(About this task):
Reproduce the entries exactly, but keep the pictures out of the copy.

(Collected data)
=== Section Start ===

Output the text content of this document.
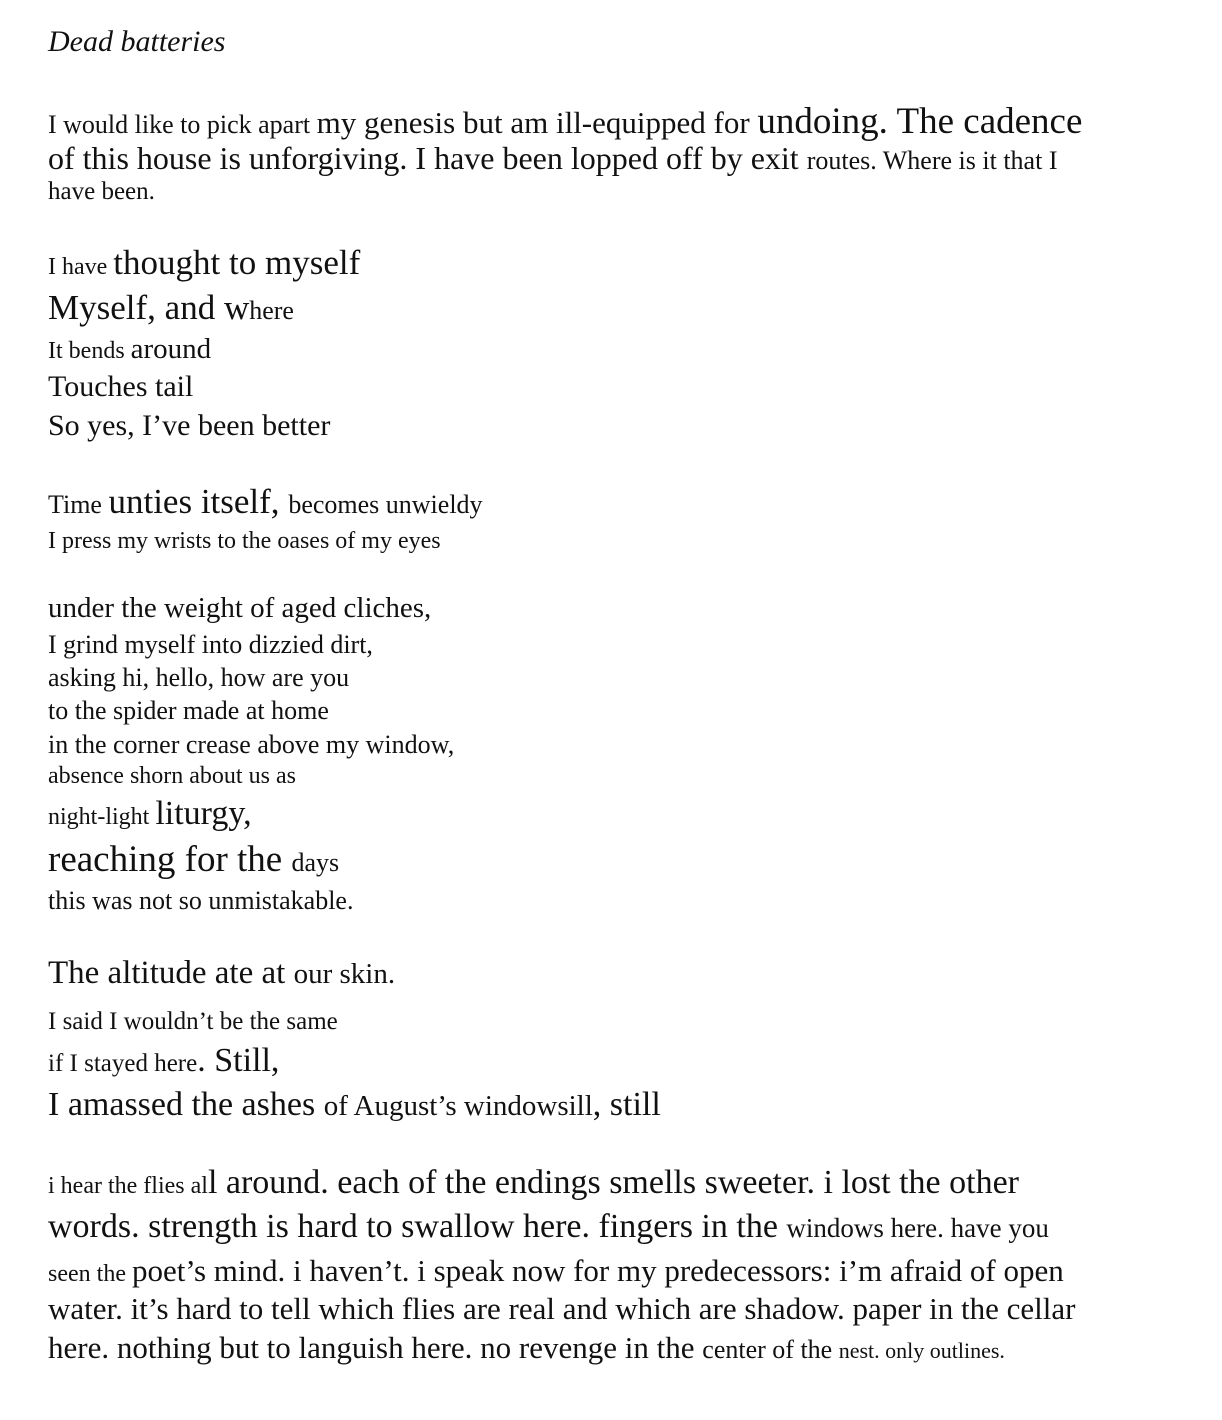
Dead batteries
I would like to pick apart my genesis but am ill-equipped for undoing. The cadence
of this house is unforgiving. I have been lopped off by exit routes. Where is it that I
have been.
I have thought to myself
Myself, and where
It bends around
Touches tail
So yes, I’ve been better
Time unties itself, becomes unwieldy
I press my wrists to the oases of my eyes
under the weight of aged cliches,
I grind myself into dizzied dirt,
asking hi, hello, how are you
to the spider made at home
in the corner crease above my window,
absence shorn about us as
night-light liturgy,
reaching for the days
this was not so unmistakable.
The altitude ate at our skin.
I said I wouldn’t be the same
if I stayed here. Still,
I amassed the ashes of August’s windowsill, still
i hear the flies all around. each of the endings smells sweeter. i lost the other
words. strength is hard to swallow here. fingers in the windows here. have you
seen the poet’s mind. i haven’t. i speak now for my predecessors: i’m afraid of open
water. it’s hard to tell which flies are real and which are shadow. paper in the cellar
here. nothing but to languish here. no revenge in the center of the nest. only outlines.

=== Section End ===

(Output for this task):
Output the text content of this document.
Dead batteries
I would like to pick apart my genesis but am ill-equipped for undoing. The cadence
of this house is unforgiving. I have been lopped off by exit routes. Where is it that I
have been.
I have thought to myself
Myself, and where
It bends around
Touches tail
So yes, I’ve been better
Time unties itself, becomes unwieldy
I press my wrists to the oases of my eyes
under the weight of aged cliches,
I grind myself into dizzied dirt,
asking hi, hello, how are you
to the spider made at home
in the corner crease above my window,
absence shorn about us as
night-light liturgy,
reaching for the days
this was not so unmistakable.
The altitude ate at our skin.
I said I wouldn’t be the same
if I stayed here. Still,
I amassed the ashes of August’s windowsill, still
i hear the flies all around. each of the endings smells sweeter. i lost the other
words. strength is hard to swallow here. fingers in the windows here. have you
seen the poet’s mind. i haven’t. i speak now for my predecessors: i’m afraid of open
water. it’s hard to tell which flies are real and which are shadow. paper in the cellar
here. nothing but to languish here. no revenge in the center of the nest. only outlines.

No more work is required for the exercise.